__Stored rows__.
## start

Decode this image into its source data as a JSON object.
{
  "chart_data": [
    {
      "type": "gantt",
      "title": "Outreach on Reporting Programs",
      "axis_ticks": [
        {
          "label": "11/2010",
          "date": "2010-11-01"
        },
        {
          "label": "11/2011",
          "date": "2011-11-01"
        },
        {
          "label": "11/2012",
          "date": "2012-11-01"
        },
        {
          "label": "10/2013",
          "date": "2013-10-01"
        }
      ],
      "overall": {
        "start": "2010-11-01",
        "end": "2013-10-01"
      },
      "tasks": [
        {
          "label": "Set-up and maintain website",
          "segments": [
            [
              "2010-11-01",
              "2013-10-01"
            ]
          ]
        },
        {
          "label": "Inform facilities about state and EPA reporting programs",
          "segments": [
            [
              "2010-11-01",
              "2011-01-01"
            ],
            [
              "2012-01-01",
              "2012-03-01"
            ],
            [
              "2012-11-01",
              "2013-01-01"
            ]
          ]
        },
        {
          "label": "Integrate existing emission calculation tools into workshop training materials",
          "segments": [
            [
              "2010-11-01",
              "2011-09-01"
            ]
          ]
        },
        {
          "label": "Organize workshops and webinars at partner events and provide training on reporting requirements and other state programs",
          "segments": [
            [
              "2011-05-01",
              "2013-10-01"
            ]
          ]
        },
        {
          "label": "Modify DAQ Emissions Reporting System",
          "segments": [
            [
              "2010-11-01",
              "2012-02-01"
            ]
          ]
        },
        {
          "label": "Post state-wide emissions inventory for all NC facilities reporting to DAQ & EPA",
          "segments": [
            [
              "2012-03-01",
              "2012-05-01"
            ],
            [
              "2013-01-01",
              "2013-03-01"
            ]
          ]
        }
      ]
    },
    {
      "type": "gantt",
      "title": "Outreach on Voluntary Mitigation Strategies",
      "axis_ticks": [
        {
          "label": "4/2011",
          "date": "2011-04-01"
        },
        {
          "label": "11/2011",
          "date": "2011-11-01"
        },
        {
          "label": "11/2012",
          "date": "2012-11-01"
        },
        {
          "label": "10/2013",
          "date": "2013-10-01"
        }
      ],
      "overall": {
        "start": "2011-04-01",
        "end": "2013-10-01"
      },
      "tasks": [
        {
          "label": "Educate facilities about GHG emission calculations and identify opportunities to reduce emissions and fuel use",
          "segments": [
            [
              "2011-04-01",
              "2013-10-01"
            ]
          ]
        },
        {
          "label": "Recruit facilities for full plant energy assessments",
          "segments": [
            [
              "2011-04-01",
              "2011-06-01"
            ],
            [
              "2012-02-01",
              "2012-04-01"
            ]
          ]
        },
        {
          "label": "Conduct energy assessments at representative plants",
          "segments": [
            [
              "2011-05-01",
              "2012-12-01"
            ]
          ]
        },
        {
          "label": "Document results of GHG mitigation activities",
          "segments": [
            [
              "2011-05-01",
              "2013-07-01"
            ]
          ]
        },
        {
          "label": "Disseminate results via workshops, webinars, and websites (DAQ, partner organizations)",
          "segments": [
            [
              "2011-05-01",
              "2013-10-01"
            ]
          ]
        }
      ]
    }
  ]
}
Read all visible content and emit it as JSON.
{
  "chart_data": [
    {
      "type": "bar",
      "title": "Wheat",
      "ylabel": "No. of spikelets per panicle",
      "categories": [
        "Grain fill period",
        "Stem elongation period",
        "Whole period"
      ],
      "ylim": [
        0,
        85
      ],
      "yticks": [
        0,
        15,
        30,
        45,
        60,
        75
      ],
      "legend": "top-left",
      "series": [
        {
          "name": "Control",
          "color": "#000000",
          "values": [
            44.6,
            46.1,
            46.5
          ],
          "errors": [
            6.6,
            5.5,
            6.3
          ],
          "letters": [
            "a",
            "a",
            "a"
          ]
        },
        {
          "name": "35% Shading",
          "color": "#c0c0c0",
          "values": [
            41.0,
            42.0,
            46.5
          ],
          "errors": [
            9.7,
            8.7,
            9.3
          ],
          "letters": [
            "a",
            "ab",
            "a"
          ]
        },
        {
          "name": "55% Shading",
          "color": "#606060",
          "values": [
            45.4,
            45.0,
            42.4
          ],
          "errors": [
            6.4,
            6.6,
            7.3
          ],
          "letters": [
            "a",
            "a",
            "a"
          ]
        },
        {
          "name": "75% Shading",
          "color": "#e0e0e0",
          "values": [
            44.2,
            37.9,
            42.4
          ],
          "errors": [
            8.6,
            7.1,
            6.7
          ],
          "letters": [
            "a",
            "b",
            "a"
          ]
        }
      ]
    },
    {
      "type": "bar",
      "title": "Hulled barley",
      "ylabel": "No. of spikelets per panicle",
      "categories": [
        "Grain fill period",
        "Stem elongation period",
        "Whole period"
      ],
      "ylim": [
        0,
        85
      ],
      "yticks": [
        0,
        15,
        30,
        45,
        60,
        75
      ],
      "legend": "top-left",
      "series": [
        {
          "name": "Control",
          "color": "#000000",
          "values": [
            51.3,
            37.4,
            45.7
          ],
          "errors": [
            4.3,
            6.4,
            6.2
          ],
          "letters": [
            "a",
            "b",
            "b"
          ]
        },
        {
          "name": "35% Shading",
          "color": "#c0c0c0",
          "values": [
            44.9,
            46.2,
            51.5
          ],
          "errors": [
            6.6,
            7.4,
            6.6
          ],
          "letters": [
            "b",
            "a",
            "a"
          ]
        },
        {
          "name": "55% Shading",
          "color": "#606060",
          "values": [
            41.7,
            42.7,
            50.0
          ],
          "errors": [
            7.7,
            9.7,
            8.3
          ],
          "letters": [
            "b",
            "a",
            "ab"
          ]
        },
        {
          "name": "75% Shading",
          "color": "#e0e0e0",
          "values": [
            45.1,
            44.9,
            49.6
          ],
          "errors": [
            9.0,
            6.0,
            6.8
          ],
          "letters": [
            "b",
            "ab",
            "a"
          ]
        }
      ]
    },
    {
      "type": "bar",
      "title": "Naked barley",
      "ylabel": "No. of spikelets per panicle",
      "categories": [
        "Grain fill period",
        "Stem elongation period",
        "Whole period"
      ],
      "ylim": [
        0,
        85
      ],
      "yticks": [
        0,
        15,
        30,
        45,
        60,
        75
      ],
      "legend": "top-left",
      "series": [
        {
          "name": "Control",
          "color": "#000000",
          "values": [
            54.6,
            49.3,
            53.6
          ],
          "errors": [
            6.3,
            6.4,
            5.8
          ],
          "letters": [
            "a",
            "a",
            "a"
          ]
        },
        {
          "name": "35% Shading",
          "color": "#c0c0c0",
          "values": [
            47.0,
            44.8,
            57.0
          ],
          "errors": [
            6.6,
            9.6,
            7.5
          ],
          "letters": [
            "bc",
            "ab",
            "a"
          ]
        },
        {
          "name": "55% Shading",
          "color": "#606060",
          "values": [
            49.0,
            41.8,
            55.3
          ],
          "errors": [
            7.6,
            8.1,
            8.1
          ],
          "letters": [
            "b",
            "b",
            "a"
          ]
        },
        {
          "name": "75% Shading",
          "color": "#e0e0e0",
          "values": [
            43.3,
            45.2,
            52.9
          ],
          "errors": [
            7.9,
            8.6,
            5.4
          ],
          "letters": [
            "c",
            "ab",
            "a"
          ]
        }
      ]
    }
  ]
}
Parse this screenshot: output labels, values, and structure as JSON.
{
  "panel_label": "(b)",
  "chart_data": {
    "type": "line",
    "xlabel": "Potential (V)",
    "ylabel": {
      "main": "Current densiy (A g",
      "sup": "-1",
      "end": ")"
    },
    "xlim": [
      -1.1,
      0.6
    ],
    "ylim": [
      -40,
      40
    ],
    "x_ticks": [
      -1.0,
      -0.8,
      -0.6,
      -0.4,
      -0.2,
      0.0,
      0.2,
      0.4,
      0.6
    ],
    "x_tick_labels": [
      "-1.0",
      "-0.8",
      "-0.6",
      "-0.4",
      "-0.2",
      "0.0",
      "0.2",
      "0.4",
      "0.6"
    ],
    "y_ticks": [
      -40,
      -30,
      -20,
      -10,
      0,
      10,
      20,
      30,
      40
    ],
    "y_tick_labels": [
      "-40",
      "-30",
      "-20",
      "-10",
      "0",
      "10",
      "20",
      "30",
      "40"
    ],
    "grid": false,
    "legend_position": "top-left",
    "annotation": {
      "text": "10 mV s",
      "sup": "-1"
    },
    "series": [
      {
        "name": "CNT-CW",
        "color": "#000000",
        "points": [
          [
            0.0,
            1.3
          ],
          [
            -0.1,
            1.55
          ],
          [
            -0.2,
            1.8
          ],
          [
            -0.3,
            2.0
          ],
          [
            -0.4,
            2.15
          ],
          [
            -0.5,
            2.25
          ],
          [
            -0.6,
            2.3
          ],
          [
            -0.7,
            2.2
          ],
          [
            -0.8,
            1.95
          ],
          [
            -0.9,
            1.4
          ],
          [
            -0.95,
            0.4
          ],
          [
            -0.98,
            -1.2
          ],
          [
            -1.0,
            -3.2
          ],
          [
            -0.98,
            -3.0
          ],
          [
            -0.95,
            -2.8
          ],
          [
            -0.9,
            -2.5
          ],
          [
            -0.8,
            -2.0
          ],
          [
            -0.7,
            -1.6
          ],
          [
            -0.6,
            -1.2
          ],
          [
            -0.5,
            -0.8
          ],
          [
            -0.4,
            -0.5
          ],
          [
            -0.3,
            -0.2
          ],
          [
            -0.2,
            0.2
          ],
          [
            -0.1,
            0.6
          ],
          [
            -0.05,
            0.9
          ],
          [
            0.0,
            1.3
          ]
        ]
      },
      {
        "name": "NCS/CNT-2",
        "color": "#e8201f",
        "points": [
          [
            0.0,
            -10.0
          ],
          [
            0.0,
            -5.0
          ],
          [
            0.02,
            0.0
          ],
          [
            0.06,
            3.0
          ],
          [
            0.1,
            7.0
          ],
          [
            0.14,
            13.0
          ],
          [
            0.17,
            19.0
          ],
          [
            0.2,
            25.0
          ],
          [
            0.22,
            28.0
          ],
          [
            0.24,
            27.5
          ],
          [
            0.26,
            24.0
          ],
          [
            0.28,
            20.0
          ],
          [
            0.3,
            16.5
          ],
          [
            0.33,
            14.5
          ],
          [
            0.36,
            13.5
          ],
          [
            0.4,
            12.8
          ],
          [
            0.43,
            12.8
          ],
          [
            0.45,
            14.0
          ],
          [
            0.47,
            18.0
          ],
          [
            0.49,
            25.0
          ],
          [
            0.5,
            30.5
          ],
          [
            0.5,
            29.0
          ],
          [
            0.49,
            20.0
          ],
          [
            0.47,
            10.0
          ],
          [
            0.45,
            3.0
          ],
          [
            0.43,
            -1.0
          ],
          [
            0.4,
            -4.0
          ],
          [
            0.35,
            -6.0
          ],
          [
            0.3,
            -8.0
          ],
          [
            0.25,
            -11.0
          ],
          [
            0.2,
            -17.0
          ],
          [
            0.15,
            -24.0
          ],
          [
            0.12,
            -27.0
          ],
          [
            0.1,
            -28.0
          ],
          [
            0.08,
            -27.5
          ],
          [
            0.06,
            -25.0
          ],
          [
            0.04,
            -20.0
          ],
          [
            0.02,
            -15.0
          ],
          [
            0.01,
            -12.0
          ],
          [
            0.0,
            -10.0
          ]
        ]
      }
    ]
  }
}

## end

__Instruction__. Extract every line that has the string "this" in it.

__Expected output__.
Decode this image into its source data as a JSON object.
Parse this screenshot: output labels, values, and structure as JSON.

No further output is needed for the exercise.